-- BEGIN ENTRIES PROVIDED --
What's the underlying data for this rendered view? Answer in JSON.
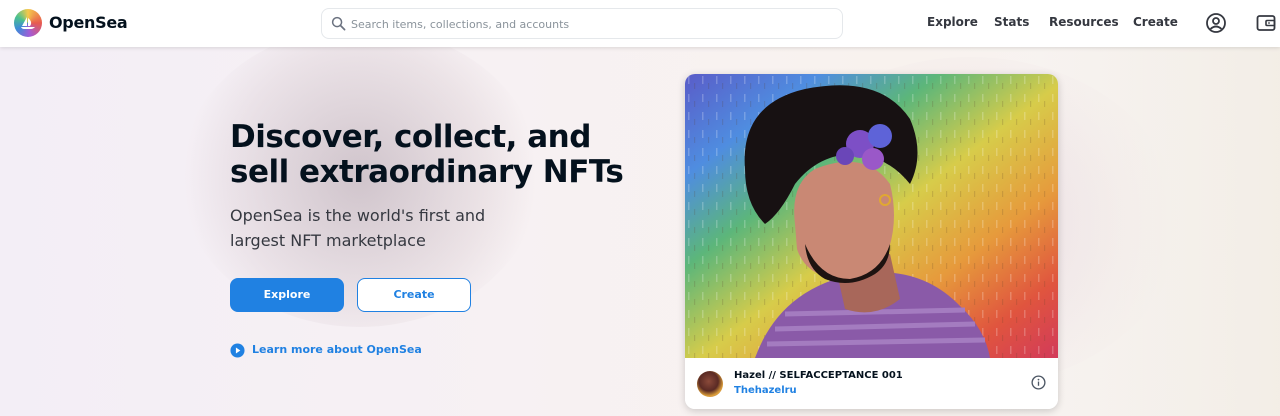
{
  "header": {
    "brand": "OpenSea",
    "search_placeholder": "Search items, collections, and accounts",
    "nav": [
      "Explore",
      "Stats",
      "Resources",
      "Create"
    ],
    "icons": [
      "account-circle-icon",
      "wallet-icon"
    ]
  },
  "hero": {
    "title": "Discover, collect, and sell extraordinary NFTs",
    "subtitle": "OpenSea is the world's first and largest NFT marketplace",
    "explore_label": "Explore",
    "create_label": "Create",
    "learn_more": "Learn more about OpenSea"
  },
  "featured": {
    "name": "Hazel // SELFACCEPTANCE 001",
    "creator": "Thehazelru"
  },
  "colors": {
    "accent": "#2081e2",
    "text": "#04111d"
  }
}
-- END ENTRIES PROVIDED --
• SHORT EXERCISE
From the data above, work out how many lines hold "OpenSea". Answer with the number alone.

• EXERCISE RESULT
3